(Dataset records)
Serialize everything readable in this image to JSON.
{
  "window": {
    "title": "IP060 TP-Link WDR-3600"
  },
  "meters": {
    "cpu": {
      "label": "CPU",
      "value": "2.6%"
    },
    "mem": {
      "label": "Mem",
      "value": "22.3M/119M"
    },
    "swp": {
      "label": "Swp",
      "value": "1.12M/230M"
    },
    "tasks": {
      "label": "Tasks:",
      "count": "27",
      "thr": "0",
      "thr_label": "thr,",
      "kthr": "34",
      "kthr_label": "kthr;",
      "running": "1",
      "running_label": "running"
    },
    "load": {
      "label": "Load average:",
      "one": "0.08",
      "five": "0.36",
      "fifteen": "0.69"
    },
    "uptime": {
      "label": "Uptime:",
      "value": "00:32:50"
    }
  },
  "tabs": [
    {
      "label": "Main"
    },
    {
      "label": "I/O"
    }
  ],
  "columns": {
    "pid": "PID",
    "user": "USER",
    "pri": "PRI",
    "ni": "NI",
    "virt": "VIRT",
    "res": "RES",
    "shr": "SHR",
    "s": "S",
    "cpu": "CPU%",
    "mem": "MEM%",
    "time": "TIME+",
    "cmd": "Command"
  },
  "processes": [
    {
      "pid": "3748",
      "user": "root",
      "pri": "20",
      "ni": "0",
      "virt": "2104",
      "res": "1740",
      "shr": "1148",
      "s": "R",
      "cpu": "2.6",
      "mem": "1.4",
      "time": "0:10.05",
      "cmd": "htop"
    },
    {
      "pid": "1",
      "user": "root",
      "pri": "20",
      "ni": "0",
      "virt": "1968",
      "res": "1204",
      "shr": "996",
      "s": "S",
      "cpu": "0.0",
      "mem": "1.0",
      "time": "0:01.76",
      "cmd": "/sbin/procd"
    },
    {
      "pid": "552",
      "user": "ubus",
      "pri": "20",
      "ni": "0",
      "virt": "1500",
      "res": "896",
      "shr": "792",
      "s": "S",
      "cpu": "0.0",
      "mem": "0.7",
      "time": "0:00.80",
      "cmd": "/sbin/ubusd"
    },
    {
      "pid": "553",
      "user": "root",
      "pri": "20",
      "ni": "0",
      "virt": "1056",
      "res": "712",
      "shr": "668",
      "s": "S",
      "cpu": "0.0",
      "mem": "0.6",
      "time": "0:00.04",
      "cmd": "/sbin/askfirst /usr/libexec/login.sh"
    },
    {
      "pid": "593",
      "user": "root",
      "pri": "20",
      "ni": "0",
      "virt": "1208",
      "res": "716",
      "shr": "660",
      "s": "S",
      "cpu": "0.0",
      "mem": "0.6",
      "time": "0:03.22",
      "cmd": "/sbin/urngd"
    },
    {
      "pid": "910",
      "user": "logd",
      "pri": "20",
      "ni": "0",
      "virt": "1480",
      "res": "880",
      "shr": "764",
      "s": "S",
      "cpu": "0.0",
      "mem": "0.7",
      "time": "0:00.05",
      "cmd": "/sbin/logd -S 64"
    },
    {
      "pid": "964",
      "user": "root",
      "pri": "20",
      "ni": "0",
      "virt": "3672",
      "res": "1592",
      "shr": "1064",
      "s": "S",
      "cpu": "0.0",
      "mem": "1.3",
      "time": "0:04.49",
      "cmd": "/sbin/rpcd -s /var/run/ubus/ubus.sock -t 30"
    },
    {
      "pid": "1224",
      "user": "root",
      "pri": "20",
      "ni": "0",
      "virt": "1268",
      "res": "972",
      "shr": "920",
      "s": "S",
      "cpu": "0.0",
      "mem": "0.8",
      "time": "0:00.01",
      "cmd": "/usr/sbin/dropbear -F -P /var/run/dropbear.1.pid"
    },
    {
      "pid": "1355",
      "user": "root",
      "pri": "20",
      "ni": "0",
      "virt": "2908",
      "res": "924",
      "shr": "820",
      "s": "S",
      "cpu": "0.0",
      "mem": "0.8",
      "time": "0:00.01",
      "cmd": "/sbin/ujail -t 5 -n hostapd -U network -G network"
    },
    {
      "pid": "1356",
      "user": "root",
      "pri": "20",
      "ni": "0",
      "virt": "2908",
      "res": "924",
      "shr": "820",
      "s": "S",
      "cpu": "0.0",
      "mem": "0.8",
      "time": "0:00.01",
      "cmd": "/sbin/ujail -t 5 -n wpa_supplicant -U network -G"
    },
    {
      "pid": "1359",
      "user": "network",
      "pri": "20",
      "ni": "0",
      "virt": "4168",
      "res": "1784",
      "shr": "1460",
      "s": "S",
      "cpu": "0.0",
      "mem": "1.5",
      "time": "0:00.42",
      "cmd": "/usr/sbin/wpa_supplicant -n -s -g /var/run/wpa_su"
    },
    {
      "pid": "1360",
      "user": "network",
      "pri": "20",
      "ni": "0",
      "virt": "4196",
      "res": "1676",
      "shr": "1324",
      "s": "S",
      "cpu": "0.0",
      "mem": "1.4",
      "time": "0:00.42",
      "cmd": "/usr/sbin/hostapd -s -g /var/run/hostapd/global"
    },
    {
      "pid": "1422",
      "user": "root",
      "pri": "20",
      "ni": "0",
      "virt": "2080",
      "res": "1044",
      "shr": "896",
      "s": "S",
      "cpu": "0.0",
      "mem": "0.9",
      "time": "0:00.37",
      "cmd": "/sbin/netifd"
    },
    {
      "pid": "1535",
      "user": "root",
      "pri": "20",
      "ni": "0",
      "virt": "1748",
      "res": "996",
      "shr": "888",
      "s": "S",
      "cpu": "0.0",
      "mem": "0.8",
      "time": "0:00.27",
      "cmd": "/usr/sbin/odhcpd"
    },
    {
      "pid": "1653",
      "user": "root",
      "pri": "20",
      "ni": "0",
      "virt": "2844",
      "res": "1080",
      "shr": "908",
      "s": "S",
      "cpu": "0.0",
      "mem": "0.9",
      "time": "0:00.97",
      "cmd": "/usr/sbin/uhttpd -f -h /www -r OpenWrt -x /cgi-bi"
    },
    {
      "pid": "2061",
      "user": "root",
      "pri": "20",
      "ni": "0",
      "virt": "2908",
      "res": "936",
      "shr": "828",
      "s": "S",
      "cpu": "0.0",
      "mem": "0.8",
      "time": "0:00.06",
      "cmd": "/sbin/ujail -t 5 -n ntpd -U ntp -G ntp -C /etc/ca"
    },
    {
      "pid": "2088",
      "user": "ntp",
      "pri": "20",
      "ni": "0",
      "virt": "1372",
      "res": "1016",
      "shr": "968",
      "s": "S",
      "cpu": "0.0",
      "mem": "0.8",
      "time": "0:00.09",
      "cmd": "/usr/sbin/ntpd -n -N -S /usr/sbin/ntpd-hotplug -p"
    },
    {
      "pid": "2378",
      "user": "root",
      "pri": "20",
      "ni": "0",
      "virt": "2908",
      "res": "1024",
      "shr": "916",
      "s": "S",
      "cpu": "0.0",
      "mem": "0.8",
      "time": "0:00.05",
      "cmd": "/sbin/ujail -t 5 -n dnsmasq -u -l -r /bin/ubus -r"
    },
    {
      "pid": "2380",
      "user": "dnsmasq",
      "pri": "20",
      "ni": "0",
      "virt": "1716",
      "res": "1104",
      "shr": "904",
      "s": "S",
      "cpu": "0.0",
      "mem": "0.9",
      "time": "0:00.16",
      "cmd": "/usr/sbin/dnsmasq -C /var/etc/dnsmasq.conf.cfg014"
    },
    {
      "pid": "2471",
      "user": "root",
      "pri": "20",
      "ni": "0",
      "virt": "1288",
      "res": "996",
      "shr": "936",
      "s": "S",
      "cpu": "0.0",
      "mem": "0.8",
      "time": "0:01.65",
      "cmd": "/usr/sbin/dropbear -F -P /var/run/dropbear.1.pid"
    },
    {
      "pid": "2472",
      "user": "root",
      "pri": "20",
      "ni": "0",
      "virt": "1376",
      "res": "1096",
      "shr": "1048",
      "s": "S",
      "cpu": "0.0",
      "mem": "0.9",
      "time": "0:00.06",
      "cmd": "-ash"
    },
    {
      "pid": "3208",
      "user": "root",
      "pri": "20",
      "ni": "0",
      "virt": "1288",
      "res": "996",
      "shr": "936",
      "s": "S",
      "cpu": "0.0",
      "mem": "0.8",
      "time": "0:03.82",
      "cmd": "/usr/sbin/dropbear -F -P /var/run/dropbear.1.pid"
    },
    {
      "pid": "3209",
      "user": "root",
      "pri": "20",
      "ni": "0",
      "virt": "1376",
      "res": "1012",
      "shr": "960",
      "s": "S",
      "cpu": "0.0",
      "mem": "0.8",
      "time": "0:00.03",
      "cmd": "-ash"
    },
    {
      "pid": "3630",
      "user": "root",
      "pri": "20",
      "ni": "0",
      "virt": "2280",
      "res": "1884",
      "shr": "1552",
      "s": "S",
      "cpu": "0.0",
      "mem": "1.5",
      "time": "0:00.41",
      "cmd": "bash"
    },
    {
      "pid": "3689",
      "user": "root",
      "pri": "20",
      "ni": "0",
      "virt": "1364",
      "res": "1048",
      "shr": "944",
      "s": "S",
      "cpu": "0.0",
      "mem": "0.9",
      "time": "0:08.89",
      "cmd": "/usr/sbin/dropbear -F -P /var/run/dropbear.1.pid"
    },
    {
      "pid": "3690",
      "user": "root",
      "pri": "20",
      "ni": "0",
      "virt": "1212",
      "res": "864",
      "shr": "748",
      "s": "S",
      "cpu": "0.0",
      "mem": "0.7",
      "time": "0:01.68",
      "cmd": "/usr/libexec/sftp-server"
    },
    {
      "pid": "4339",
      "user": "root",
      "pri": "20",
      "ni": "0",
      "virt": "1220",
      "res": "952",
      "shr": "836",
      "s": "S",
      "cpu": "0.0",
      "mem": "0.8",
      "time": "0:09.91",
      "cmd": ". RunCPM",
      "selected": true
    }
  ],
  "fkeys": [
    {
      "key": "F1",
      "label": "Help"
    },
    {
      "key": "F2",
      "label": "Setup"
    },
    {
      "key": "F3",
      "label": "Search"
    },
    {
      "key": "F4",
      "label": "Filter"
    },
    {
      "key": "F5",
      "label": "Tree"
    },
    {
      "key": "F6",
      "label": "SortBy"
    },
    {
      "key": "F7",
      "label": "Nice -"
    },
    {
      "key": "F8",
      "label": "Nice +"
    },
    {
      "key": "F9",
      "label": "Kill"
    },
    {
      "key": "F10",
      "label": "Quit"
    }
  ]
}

:: What the task asks ::
Find the lines containing "network" and pull them out.

:: Task solution ::
      "cmd": "/sbin/ujail -t 5 -n hostapd -U network -G network"
      "cmd": "/sbin/ujail -t 5 -n wpa_supplicant -U network -G"
      "user": "network",
      "user": "network",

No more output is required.